>> Begin

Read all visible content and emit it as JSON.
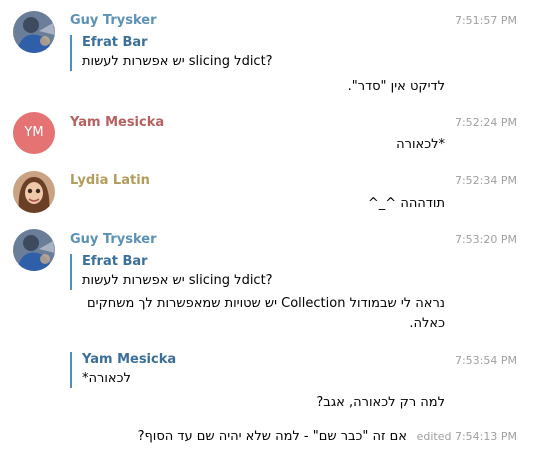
{
  "colors": {
    "name_guy": "#5b92b5",
    "name_yam": "#b86060",
    "name_lydia": "#b29c5c",
    "reply_bar": "#4a90c0",
    "reply_name": "#3a6f9a",
    "time": "#a0a0a0",
    "avatar_ym_bg": "#e57373"
  },
  "messages": [
    {
      "author": "Guy Trysker",
      "avatar": "photo",
      "time": "7:51:57 PM",
      "reply": {
        "author": "Efrat Bar",
        "text": "יש אפשרות לעשות slicing לdict?"
      },
      "text": "לדיקט אין \"סדר\"."
    },
    {
      "author": "Yam Mesicka",
      "avatar_initials": "YM",
      "time": "7:52:24 PM",
      "text": "*לכאורה"
    },
    {
      "author": "Lydia Latin",
      "avatar": "photo",
      "time": "7:52:34 PM",
      "text": "תודההה ^_^"
    },
    {
      "author": "Guy Trysker",
      "avatar": "photo",
      "time": "7:53:20 PM",
      "reply": {
        "author": "Efrat Bar",
        "text": "יש אפשרות לעשות slicing לdict?"
      },
      "text": "נראה לי שבמודול Collection יש שטויות שמאפשרות לך משחקים כאלה."
    },
    {
      "time": "7:53:54 PM",
      "reply": {
        "author": "Yam Mesicka",
        "text": "*לכאורה"
      },
      "text": "למה רק לכאורה, אגב?"
    },
    {
      "time": "edited 7:54:13 PM",
      "text": "אם זה \"כבר שם\" - למה שלא יהיה שם עד הסוף?"
    }
  ]
}
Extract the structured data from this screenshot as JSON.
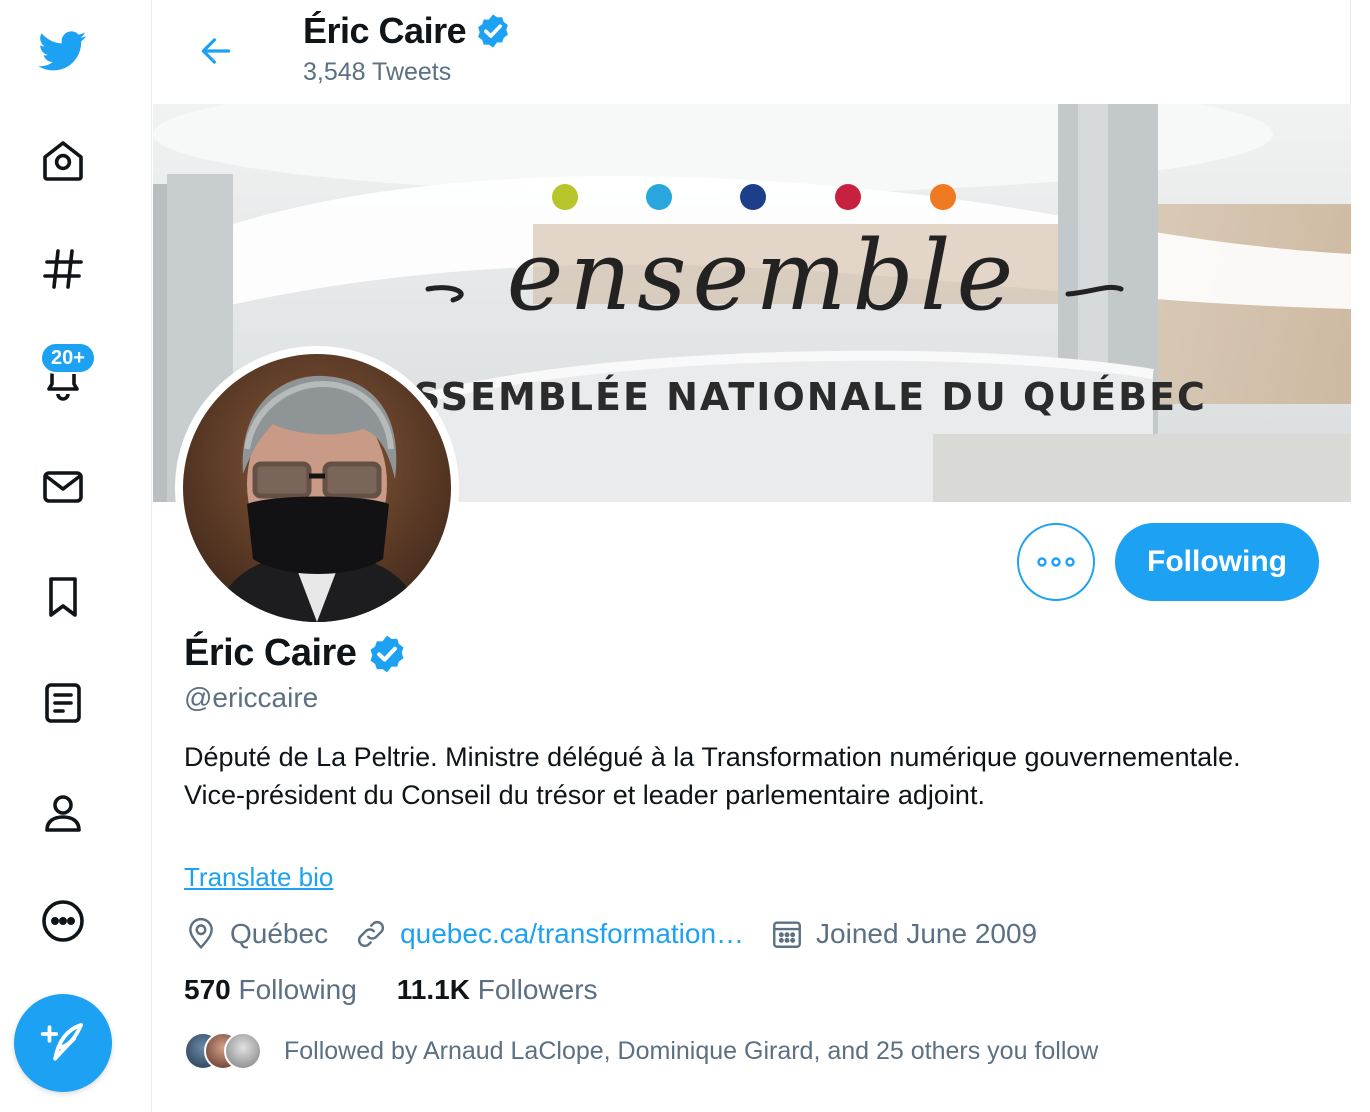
{
  "sidebar": {
    "items": [
      {
        "icon": "twitter-logo-icon"
      },
      {
        "icon": "home-icon"
      },
      {
        "icon": "explore-hashtag-icon"
      },
      {
        "icon": "notifications-bell-icon",
        "badge": "20+"
      },
      {
        "icon": "messages-mail-icon"
      },
      {
        "icon": "bookmarks-icon"
      },
      {
        "icon": "lists-icon"
      },
      {
        "icon": "profile-icon"
      },
      {
        "icon": "more-icon"
      }
    ],
    "compose_icon": "compose-tweet-icon",
    "notifications_badge": "20+"
  },
  "header": {
    "name": "Éric Caire",
    "tweet_count": "3,548 Tweets"
  },
  "banner": {
    "script_word": "ensemble",
    "caption": "SSEMBLÉE NATIONALE DU QUÉBEC",
    "dot_colors": [
      "#b7c52a",
      "#2aa6de",
      "#1d3f8a",
      "#c8203f",
      "#f07a22"
    ]
  },
  "profile": {
    "name": "Éric Caire",
    "handle": "@ericcaire",
    "bio": "Député de La Peltrie. Ministre délégué à la Transformation numérique gouvernementale. Vice-président du Conseil du trésor et leader parlementaire adjoint.",
    "translate_label": "Translate bio",
    "location": "Québec",
    "website": "quebec.ca/transformation…",
    "joined": "Joined June 2009",
    "following_count": "570",
    "following_label": "Following",
    "followers_count": "11.1K",
    "followers_label": "Followers",
    "followed_by": "Followed by Arnaud LaClope, Dominique Girard, and 25 others you follow",
    "follow_button": "Following"
  },
  "colors": {
    "accent": "#1da1f2",
    "secondary_text": "#5b7083",
    "primary_text": "#0f1419"
  }
}
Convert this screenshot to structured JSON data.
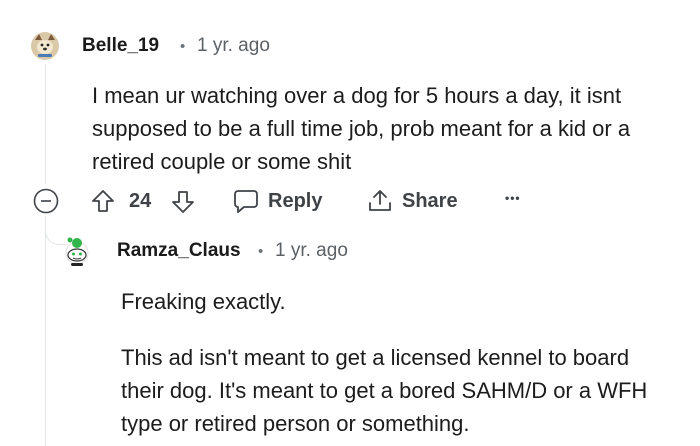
{
  "comments": [
    {
      "username": "Belle_19",
      "separator": "•",
      "timestamp": "1 yr. ago",
      "text": "I mean ur watching over a dog for 5 hours a day, it isnt supposed to be a full time job, prob meant for a kid or a retired couple or some shit",
      "vote_count": "24",
      "reply_label": "Reply",
      "share_label": "Share",
      "more_label": "•••"
    },
    {
      "username": "Ramza_Claus",
      "separator": "•",
      "timestamp": "1 yr. ago",
      "paragraph_1": "Freaking exactly.",
      "paragraph_2": "This ad isn't meant to get a licensed kennel to board their dog. It's meant to get a bored SAHM/D or a WFH type or retired person or something."
    }
  ],
  "icons": {
    "avatar_1": "dog-avatar-icon",
    "avatar_2": "snoo-avatar-icon",
    "collapse": "collapse-minus-icon",
    "upvote": "arrow-up-icon",
    "downvote": "arrow-down-icon",
    "reply": "chat-bubble-icon",
    "share": "share-icon"
  }
}
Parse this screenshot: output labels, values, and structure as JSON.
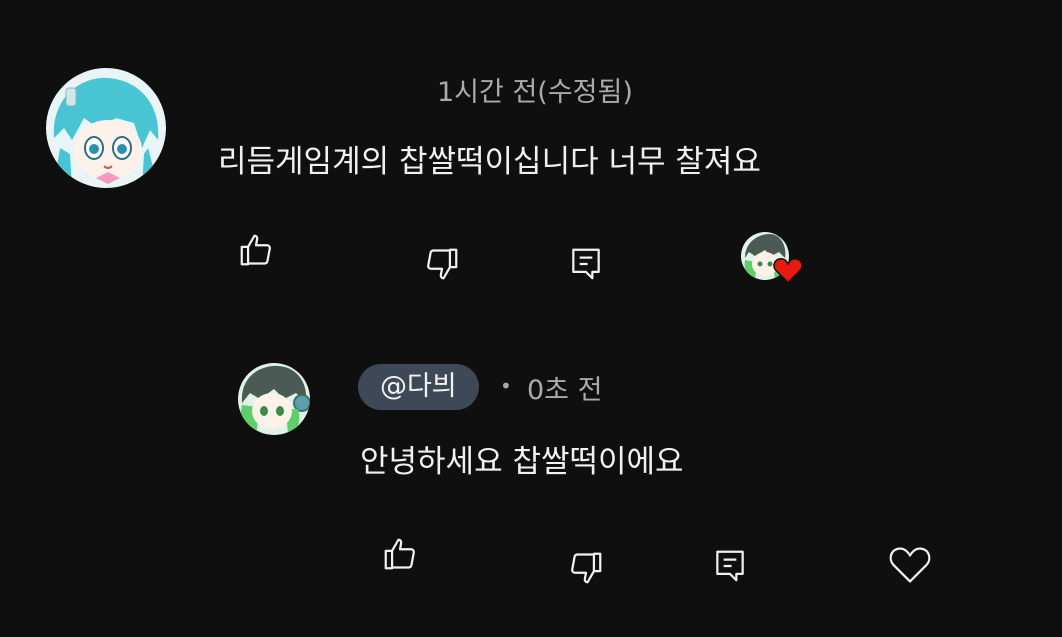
{
  "colors": {
    "background": "#0f0f0f",
    "primary_text": "#f1f1f1",
    "secondary_text": "#aaaaaa",
    "handle_chip": "#3f4856",
    "heart_badge": "#e8190f"
  },
  "comment": {
    "timestamp": "1시간 전(수정됨)",
    "text": "리듬게임계의 찹쌀떡이십니다 너무 찰져요",
    "actions": {
      "like_icon": "thumbs-up-icon",
      "dislike_icon": "thumbs-down-icon",
      "reply_icon": "reply-icon",
      "creator_heart_icon": "creator-heart-icon"
    }
  },
  "reply": {
    "handle": "@다븨",
    "separator": "•",
    "timestamp": "0초 전",
    "text": "안녕하세요 찹쌀떡이에요",
    "actions": {
      "like_icon": "thumbs-up-icon",
      "dislike_icon": "thumbs-down-icon",
      "reply_icon": "reply-icon",
      "heart_icon": "heart-outline-icon"
    }
  }
}
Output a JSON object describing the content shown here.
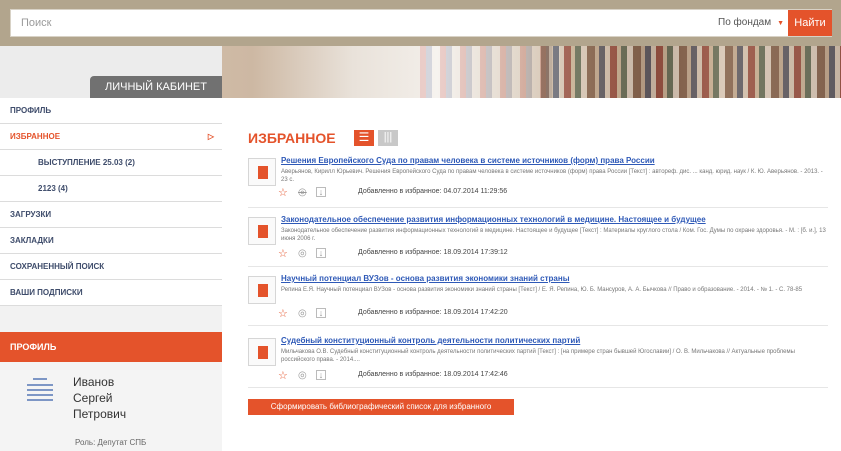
{
  "search": {
    "placeholder": "Поиск",
    "scope_label": "По фондам",
    "button_label": "Найти"
  },
  "cabinet": {
    "tab_label": "ЛИЧНЫЙ КАБИНЕТ"
  },
  "sidebar": {
    "items": [
      {
        "label": "ПРОФИЛЬ"
      },
      {
        "label": "ИЗБРАННОЕ"
      },
      {
        "label": "ВЫСТУПЛЕНИЕ 25.03 (2)"
      },
      {
        "label": "2123 (4)"
      },
      {
        "label": "ЗАГРУЗКИ"
      },
      {
        "label": "ЗАКЛАДКИ"
      },
      {
        "label": "СОХРАНЕННЫЙ ПОИСК"
      },
      {
        "label": "ВАШИ ПОДПИСКИ"
      }
    ],
    "active_arrow": "▷"
  },
  "profile": {
    "header": "ПРОФИЛЬ",
    "name_line1": "Иванов",
    "name_line2": "Сергей",
    "name_line3": "Петрович",
    "role": "Роль: Депутат СПБ"
  },
  "main": {
    "title": "ИЗБРАННОЕ",
    "view_list_icon": "☰",
    "view_grid_icon": "|||",
    "generate_button": "Сформировать библиографический список для избранного"
  },
  "entries": [
    {
      "title": "Решения Европейского Суда по правам человека в системе источников (форм) права России",
      "desc": "Аверьянов, Кирилл Юрьевич. Решения Европейского Суда по правам человека в системе источников (форм) права России [Текст] : автореф. дис. ... канд. юрид. наук / К. Ю. Аверьянов. - 2013. - 23 с.",
      "added": "Добавленно в избранное: 04.07.2014 11:29:56"
    },
    {
      "title": "Законодательное обеспечение развития информационных технологий в медицине. Настоящее и будущее",
      "desc": "Законодательное обеспечение развития информационных технологий в медицине. Настоящее и будущее [Текст] : Материалы круглого стола / Ком. Гос. Думы по охране здоровья. - М. : [б. и.], 13 июня 2006 г.",
      "added": "Добавленно в избранное: 18.09.2014 17:39:12"
    },
    {
      "title": "Научный потенциал ВУЗов - основа развития экономики знаний страны",
      "desc": "Репина Е.Я. Научный потенциал ВУЗов - основа развития экономики знаний страны [Текст] / Е. Я. Репина, Ю. Б. Мансуров, А. А. Бычкова // Право и образование. - 2014. - № 1. - С. 78-85",
      "added": "Добавленно в избранное: 18.09.2014 17:42:20"
    },
    {
      "title": "Судебный конституционный контроль деятельности политических партий",
      "desc": "Мильчакова О.В. Судебный конституционный контроль деятельности политических партий [Текст] : [на примере стран бывшей Югославии] / О. В. Мильчакова // Актуальные проблемы российского права. - 2014....",
      "added": "Добавленно в избранное: 18.09.2014 17:42:46"
    }
  ],
  "icons": {
    "favorite": "star-outline-icon",
    "view": "eye-icon",
    "download": "download-icon"
  },
  "colors": {
    "accent": "#e4532b",
    "link": "#2e59b7",
    "topbar": "#b2a58d"
  }
}
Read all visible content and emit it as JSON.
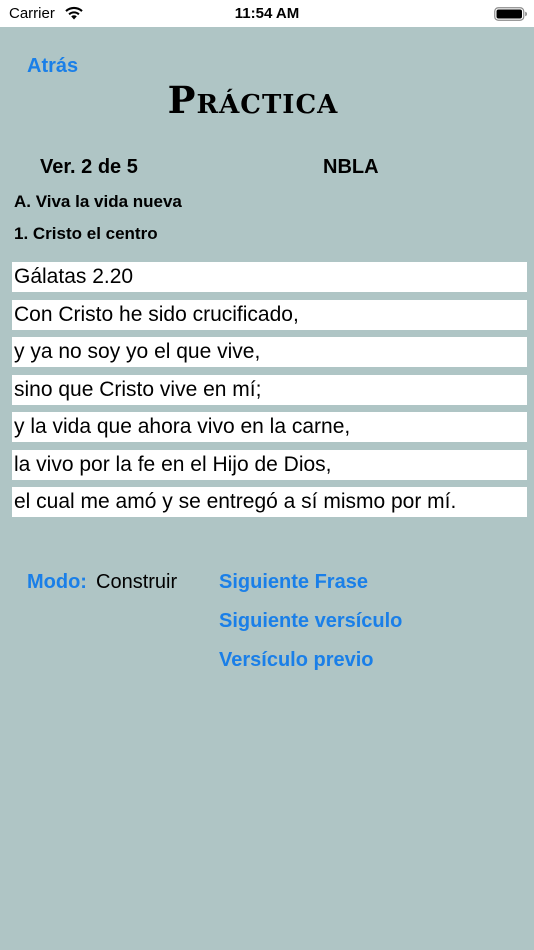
{
  "status_bar": {
    "carrier": "Carrier",
    "time": "11:54 AM",
    "icons": [
      "wifi-icon",
      "battery-icon"
    ]
  },
  "nav": {
    "back_label": "Atrás"
  },
  "title": "Práctica",
  "info": {
    "version": "Ver. 2 de 5",
    "translation": "NBLA",
    "section": "A. Viva la vida nueva",
    "subsection": "1. Cristo el centro"
  },
  "verse": {
    "lines": [
      "Gálatas 2.20",
      "Con Cristo he sido crucificado,",
      "y ya no soy yo el que vive,",
      "sino que Cristo vive en mí;",
      "y la vida que ahora vivo en la carne,",
      "la vivo por la fe en el Hijo de Dios,",
      "el cual me amó y se entregó a sí mismo por mí."
    ]
  },
  "controls": {
    "mode_label": "Modo:",
    "mode_value": "Construir",
    "next_phrase": "Siguiente Frase",
    "next_verse": "Siguiente versículo",
    "prev_verse": "Versículo previo"
  },
  "colors": {
    "background": "#afc5c5",
    "accent": "#1a7fe8",
    "line_background": "#ffffff"
  }
}
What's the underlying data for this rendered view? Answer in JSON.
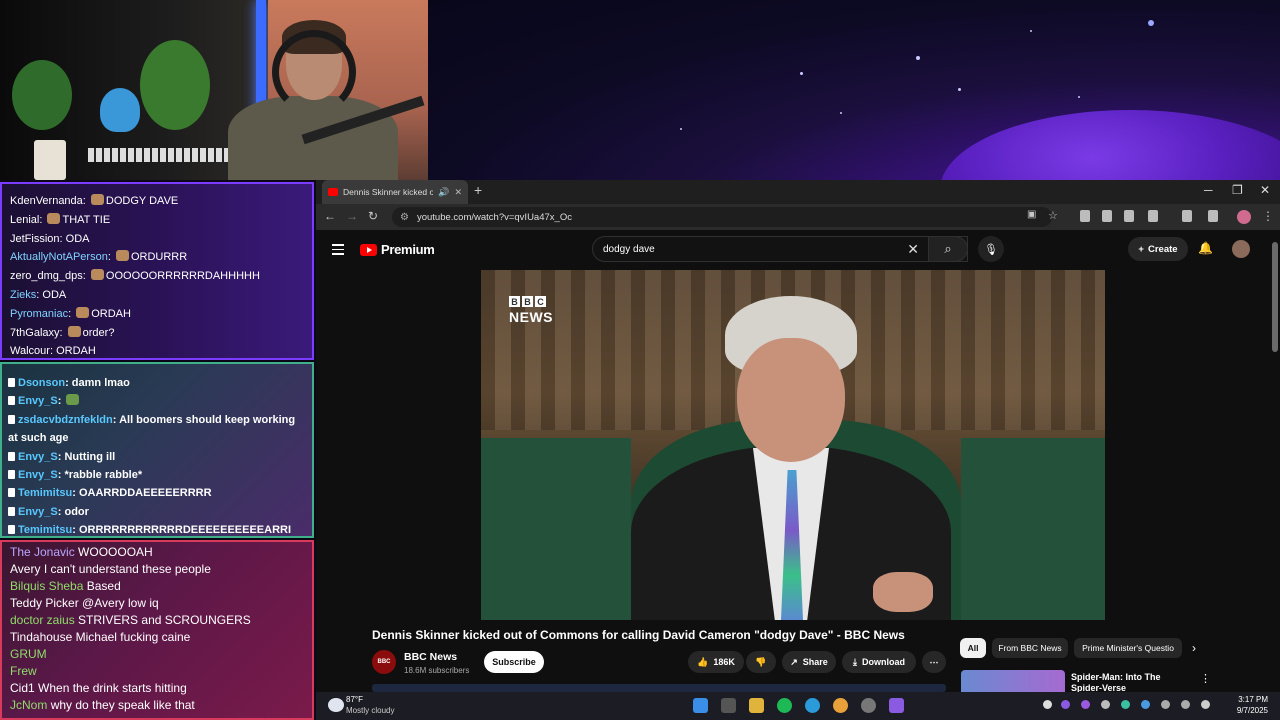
{
  "chat_top": [
    {
      "user": "KdenVernanda",
      "color": "#ffffff",
      "msg": "DODGY DAVE",
      "emote": true
    },
    {
      "user": "Lenial",
      "color": "#ffffff",
      "msg": "THAT TIE",
      "emote": true
    },
    {
      "user": "JetFission",
      "color": "#ffffff",
      "msg": "ODA",
      "emote": false
    },
    {
      "user": "AktuallyNotAPerson",
      "color": "#7fd3ff",
      "msg": "ORDURRR",
      "emote": true
    },
    {
      "user": "zero_dmg_dps",
      "color": "#ffffff",
      "msg": "OOOOOORRRRRRDAHHHHH",
      "emote": true
    },
    {
      "user": "Zieks",
      "color": "#7fd3ff",
      "msg": "ODA",
      "emote": false
    },
    {
      "user": "Pyromaniac",
      "color": "#7fd3ff",
      "msg": "ORDAH",
      "emote": true
    },
    {
      "user": "7thGalaxy",
      "color": "#ffffff",
      "msg": "order?",
      "emote": true
    },
    {
      "user": "Walcour",
      "color": "#ffffff",
      "msg": "ORDAH",
      "emote": false
    }
  ],
  "chat_mid": [
    {
      "user": "Dsonson",
      "msg": "damn lmao"
    },
    {
      "user": "Envy_S",
      "msg": ""
    },
    {
      "user": "zsdacvbdznfekldn",
      "msg": "All boomers should keep working"
    },
    {
      "user": "",
      "msg": "at such age"
    },
    {
      "user": "Envy_S",
      "msg": "Nutting ill"
    },
    {
      "user": "Envy_S",
      "msg": "*rabble rabble*"
    },
    {
      "user": "Temimitsu",
      "msg": "OAARRDDAEEEEERRRR"
    },
    {
      "user": "Envy_S",
      "msg": "odor"
    },
    {
      "user": "Temimitsu",
      "msg": "ORRRRRRRRRRRRDEEEEEEEEEEARRI"
    }
  ],
  "chat_bottom": [
    {
      "user": "The Jonavic",
      "color": "#b8a8ff",
      "msg": "WOOOOOAH"
    },
    {
      "user": "Avery",
      "color": "#ffffff",
      "msg": "I can't understand these people"
    },
    {
      "user": "Bilquis Sheba",
      "color": "#8fdc6a",
      "msg": "Based"
    },
    {
      "user": "Teddy Picker",
      "color": "#ffffff",
      "msg": "@Avery low iq"
    },
    {
      "user": "doctor zaius",
      "color": "#8fdc6a",
      "msg": "STRIVERS and SCROUNGERS"
    },
    {
      "user": "Tindahouse",
      "color": "#ffffff",
      "msg": "Michael fucking caine"
    },
    {
      "user": "GRUM",
      "color": "#8fdc6a",
      "msg": ""
    },
    {
      "user": "Frew",
      "color": "#8fdc6a",
      "msg": ""
    },
    {
      "user": "Cid1",
      "color": "#ffffff",
      "msg": "When the drink starts hitting"
    },
    {
      "user": "JcNom",
      "color": "#8fdc6a",
      "msg": "why do they speak like that"
    }
  ],
  "browser": {
    "tab_title": "Dennis Skinner kicked out of",
    "url": "youtube.com/watch?v=qvIUa47x_Oc"
  },
  "youtube": {
    "brand": "Premium",
    "search_value": "dodgy dave",
    "create_label": "Create",
    "video_title": "Dennis Skinner kicked out of Commons for calling David Cameron \"dodgy Dave\" - BBC News",
    "channel_name": "BBC News",
    "subscribers": "18.6M subscribers",
    "subscribe_label": "Subscribe",
    "likes": "186K",
    "share_label": "Share",
    "download_label": "Download",
    "watermark_news": "NEWS",
    "chips": [
      "All",
      "From BBC News",
      "Prime Minister's Questio"
    ],
    "rec_title": "Spider-Man: Into The Spider-Verse"
  },
  "taskbar": {
    "temp": "87°F",
    "weather": "Mostly cloudy",
    "time": "3:17 PM",
    "date": "9/7/2025"
  },
  "colors": {
    "chat_top_border": "#7b3cff",
    "chat_mid_border": "#3fb08a",
    "chat_bottom_border": "#d83a5c",
    "yt_red": "#ff0000"
  }
}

>> End

Set exercise:
Only the count is wanted: report how many lines of the material above hold the word "added".

Task response:
4